- **DIRECTIVE**
Say how many lines contain "время"; the answer is the number alone.

Stored data entries
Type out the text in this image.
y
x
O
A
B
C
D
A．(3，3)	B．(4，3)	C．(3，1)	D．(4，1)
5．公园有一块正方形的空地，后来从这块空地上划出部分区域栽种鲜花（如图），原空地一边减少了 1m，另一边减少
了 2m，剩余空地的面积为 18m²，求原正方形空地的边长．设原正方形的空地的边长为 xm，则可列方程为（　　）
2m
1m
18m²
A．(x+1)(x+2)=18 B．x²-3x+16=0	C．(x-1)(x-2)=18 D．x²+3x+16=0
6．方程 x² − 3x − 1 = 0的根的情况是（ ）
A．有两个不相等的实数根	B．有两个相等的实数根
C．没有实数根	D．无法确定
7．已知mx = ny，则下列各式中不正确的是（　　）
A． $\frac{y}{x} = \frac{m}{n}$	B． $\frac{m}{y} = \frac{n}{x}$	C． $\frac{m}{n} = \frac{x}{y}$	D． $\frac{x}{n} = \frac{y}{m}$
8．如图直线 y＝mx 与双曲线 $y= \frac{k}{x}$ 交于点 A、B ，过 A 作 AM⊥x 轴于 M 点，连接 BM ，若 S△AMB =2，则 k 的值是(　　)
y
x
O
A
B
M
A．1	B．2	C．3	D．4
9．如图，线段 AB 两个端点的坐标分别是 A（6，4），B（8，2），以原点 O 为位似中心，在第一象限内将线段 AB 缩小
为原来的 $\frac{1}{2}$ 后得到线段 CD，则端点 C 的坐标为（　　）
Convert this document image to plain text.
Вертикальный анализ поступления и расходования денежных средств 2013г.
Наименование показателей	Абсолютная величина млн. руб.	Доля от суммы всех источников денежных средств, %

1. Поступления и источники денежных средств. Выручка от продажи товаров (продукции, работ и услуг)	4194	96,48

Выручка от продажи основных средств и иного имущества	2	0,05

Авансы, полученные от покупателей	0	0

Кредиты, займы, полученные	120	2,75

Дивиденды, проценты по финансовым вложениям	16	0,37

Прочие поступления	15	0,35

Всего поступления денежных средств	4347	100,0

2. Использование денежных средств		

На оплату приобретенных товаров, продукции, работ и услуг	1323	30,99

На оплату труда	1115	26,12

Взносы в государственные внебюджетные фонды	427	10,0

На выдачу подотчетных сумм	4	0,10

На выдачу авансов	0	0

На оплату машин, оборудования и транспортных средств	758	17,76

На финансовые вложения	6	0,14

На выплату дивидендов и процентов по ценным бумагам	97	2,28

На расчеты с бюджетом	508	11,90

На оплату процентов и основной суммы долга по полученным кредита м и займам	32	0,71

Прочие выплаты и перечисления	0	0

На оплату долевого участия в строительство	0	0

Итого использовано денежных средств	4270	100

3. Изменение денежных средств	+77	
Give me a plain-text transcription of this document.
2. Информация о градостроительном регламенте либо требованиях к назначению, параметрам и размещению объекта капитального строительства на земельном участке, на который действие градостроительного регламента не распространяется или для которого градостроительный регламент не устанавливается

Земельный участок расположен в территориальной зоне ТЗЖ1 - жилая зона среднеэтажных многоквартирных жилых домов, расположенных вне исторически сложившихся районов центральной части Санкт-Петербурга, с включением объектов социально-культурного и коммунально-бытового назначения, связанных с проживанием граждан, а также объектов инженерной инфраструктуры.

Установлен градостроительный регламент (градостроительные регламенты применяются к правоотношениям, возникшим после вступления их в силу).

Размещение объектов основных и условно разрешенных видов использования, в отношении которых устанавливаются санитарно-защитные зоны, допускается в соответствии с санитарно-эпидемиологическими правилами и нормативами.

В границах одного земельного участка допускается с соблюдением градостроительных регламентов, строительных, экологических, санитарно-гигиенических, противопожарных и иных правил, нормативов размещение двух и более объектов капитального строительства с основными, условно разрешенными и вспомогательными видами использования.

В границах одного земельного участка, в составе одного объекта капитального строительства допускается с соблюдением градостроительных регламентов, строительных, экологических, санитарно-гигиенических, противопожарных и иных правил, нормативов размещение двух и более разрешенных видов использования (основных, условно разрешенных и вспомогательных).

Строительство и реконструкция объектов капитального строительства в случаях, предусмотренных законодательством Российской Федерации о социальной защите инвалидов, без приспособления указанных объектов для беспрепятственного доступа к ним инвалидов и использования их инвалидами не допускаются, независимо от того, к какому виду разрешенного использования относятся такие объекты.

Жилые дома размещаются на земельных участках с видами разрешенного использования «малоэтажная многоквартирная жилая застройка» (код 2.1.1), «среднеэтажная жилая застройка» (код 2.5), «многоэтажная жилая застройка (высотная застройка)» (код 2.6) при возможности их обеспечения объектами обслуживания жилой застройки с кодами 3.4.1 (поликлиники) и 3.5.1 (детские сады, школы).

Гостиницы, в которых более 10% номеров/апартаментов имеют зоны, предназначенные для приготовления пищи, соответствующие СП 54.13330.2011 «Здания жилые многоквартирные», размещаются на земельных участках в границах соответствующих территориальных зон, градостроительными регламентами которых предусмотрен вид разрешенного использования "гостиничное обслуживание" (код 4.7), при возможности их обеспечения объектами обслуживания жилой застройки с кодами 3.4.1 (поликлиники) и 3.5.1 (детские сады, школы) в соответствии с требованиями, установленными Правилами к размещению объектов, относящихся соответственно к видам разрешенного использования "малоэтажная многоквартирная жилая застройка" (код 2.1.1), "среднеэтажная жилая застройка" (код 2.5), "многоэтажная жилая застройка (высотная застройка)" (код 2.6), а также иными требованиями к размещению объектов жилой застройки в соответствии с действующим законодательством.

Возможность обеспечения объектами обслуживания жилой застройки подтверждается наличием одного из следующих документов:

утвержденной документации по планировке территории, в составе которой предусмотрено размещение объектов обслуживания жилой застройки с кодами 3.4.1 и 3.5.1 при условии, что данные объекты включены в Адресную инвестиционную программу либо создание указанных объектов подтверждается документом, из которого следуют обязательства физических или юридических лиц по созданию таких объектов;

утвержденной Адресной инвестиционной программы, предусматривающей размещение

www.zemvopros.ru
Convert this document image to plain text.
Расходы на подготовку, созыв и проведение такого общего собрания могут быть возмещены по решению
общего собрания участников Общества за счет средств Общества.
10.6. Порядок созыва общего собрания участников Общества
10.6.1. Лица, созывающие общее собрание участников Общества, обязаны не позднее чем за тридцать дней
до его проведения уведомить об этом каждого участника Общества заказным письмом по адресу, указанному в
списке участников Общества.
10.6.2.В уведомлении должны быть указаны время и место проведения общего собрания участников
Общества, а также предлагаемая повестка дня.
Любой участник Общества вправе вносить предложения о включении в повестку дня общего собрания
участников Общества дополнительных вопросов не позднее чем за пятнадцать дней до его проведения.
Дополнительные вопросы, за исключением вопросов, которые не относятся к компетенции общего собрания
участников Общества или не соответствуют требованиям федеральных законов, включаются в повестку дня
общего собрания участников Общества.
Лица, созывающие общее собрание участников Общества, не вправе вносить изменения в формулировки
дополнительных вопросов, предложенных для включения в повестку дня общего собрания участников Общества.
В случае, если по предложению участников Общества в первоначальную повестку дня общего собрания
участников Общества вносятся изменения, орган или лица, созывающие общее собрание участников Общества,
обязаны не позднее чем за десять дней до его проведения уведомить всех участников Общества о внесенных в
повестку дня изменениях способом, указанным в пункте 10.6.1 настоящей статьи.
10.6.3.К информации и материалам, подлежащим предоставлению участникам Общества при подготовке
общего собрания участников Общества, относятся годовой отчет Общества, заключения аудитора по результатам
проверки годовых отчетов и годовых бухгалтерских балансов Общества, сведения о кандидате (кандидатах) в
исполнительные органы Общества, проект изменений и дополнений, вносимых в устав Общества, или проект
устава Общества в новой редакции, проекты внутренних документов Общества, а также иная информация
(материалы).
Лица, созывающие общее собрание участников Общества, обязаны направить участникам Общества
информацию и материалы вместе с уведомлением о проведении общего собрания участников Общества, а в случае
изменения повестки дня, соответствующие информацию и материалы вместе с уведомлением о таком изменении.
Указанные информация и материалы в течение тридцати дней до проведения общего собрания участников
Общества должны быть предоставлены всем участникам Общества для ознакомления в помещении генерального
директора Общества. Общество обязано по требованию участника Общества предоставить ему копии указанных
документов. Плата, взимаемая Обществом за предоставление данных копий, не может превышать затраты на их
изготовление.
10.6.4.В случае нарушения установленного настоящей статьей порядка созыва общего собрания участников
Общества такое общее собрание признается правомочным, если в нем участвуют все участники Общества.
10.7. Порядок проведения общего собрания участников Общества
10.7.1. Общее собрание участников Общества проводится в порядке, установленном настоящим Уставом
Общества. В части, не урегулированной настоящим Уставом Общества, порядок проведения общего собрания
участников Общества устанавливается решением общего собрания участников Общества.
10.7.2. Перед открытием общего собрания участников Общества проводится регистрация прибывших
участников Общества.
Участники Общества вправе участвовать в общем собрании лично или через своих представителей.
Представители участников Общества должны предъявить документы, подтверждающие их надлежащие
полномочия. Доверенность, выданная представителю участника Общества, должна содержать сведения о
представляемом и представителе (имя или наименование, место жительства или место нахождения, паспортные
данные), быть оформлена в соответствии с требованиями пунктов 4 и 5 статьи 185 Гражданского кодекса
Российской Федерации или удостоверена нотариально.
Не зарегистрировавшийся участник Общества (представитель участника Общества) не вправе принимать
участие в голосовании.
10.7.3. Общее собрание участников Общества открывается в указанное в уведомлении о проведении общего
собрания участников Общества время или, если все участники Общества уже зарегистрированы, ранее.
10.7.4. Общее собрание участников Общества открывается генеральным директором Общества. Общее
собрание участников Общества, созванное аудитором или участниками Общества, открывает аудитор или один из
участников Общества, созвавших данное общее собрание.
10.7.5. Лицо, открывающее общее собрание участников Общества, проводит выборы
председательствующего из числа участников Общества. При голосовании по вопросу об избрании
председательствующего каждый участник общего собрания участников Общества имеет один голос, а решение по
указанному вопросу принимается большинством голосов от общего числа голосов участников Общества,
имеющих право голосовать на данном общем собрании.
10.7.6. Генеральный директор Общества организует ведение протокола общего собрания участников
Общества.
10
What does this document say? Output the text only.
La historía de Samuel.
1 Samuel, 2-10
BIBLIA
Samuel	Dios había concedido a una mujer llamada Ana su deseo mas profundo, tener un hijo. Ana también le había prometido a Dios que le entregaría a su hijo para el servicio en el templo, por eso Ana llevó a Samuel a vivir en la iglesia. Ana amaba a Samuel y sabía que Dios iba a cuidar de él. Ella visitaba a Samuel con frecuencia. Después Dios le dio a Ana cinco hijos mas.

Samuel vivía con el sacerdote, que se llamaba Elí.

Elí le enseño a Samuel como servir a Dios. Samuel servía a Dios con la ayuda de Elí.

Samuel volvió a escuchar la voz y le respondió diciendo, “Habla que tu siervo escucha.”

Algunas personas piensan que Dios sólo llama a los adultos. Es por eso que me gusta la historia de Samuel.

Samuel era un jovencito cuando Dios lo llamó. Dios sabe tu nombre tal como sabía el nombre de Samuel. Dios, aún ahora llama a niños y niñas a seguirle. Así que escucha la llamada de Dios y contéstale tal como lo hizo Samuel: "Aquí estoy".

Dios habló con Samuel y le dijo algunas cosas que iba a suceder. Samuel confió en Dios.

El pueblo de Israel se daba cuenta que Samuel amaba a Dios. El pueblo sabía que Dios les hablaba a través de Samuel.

- **TASK SOLUTION**
2